THINGS TO DO
**a)** How would the sentence "In case of doubt, only agreements concluded in writing shall be considered a special agreement between the contracting parties." from the terms and conditions read in Spanish?
**b)** Can you retype the part of the terms and conditions that begins at the words "1.3 The company" and stops after "and these general terms and conditions.", character for character?

Terms and conditions
GENERAL TERMS AND CONDITIONS OF PRIMA IP d.o.o.
- GENERAL PROVISIONS
1.1 These General Terms and Conditions of PRIMA IP invalidsko podjetje (Disability Enterprise), d.o.o., Brnčičeva ulica 31, 1231 Ljubljana – Črnuče, apply to all legal-obligation relations between the company and its customers, clients, subcontractors or sellers (hereinafter: the buyer) for the purchase of materials, products, semi-finished products, equipment or for ordering services (hereinafter: goods or services), unless the company and the customer (hereinafter: the contracting parties) agree otherwise for an individual case. In case of doubt, only agreements concluded in writing shall be considered a special agreement between the contracting parties.
1.2 The condition for the application of these General Terms and Conditions is that the company referred to them in the purchase contract, order or other documents (hereinafter: legal transaction) on the basis of which the legal transaction was concluded, thus giving the buyer the opportunity to become acquainted with them, provided that they are also published on the company’s website or handed over to the buyer at the conclusion of a legal transaction or before that.
1.3 The company reserves the right to determine special conditions in an individual legal transaction, which, in the case of this legal transaction, apply before these general terms and conditions. This also applies in the event of a discrepancy between the provisions of an individual legal transaction and these general terms and conditions.

PROVIDED INFORMATION
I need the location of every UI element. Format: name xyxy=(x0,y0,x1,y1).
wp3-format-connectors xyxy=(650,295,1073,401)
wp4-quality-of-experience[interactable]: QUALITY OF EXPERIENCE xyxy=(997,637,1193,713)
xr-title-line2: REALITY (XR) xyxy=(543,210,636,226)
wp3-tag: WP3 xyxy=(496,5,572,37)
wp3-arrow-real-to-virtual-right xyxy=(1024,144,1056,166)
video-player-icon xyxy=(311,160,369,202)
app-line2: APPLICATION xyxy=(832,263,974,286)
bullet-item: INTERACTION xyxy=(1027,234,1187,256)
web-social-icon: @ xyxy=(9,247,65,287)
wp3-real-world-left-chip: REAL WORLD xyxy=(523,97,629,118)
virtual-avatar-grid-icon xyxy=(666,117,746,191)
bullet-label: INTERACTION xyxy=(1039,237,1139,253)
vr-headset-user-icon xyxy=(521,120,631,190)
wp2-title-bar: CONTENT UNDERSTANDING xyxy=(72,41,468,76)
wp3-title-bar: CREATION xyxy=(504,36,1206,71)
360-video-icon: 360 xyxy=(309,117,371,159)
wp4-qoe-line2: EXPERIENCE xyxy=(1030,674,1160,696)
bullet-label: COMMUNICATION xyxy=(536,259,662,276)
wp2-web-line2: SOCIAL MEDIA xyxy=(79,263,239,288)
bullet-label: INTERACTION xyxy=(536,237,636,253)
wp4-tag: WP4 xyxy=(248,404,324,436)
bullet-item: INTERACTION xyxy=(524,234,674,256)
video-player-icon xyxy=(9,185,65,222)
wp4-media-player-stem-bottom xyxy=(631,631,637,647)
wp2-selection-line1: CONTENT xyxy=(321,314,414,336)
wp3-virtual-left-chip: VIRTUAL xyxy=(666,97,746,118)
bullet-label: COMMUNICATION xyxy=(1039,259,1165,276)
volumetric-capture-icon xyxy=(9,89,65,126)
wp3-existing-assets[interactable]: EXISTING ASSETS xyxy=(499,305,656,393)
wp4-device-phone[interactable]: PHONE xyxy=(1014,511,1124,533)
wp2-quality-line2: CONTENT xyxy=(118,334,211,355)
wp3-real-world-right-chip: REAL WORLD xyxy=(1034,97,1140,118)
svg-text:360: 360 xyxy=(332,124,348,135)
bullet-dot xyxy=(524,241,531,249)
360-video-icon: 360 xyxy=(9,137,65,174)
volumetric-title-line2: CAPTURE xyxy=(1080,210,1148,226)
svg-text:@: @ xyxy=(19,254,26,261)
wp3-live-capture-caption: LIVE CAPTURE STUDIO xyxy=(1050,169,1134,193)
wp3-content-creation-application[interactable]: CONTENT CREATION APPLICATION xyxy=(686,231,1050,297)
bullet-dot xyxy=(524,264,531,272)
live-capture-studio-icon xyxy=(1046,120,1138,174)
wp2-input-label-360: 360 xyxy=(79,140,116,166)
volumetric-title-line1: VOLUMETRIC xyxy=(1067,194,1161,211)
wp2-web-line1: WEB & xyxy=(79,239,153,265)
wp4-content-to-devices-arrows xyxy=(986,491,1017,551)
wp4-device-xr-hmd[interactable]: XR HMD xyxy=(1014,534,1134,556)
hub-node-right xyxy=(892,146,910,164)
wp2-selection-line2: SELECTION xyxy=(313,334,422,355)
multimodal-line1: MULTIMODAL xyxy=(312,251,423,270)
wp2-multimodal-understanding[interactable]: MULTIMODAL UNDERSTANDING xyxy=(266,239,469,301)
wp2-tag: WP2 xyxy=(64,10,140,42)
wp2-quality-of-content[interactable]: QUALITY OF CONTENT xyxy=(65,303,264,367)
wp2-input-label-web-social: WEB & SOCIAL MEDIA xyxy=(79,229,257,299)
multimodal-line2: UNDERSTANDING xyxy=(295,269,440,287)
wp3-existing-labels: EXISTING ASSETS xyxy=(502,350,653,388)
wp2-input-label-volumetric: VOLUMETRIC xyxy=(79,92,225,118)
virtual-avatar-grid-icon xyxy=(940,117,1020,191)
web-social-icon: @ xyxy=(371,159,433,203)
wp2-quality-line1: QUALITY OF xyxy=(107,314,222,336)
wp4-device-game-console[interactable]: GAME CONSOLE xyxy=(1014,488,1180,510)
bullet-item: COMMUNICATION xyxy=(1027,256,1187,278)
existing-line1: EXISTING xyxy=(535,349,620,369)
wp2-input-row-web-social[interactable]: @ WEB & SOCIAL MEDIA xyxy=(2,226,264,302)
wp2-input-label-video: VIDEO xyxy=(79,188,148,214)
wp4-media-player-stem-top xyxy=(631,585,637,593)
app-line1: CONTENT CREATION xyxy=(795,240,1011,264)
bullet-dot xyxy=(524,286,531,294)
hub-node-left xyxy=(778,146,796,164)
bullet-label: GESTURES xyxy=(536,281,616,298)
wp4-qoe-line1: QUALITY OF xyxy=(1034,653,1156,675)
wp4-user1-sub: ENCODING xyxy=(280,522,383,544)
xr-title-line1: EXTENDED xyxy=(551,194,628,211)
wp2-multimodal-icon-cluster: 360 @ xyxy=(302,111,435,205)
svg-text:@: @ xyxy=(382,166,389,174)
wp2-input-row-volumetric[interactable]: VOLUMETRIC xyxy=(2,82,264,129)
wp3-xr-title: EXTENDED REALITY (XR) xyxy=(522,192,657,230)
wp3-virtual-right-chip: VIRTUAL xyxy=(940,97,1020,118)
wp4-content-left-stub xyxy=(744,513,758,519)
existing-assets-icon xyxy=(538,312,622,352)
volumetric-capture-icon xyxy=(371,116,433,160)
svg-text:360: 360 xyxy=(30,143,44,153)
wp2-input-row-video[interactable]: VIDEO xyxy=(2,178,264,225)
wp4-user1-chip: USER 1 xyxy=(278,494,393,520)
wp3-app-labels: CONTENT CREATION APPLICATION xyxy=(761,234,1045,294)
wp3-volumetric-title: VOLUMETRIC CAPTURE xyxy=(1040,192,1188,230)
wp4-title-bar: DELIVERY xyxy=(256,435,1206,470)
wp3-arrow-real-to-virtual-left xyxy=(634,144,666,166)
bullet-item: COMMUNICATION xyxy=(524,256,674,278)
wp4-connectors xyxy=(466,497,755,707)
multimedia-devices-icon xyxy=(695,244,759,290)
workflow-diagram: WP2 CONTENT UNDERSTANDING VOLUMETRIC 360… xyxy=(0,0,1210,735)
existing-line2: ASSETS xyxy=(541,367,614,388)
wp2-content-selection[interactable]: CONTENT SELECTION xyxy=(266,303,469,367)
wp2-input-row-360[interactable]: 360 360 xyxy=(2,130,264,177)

EXPECTED RESULTS
**a)** En caso de duda, solo los acuerdos celebrados por escrito se considerarán un acuerdo especial entre las partes contratantes.

**b)**
1.3 The company reserves the right to determine special conditions in an individual legal transaction, which, in the case of this legal transaction, apply before these general terms and conditions. This also applies in the event of a discrepancy between the provisions of an individual legal transaction and these general terms and conditions.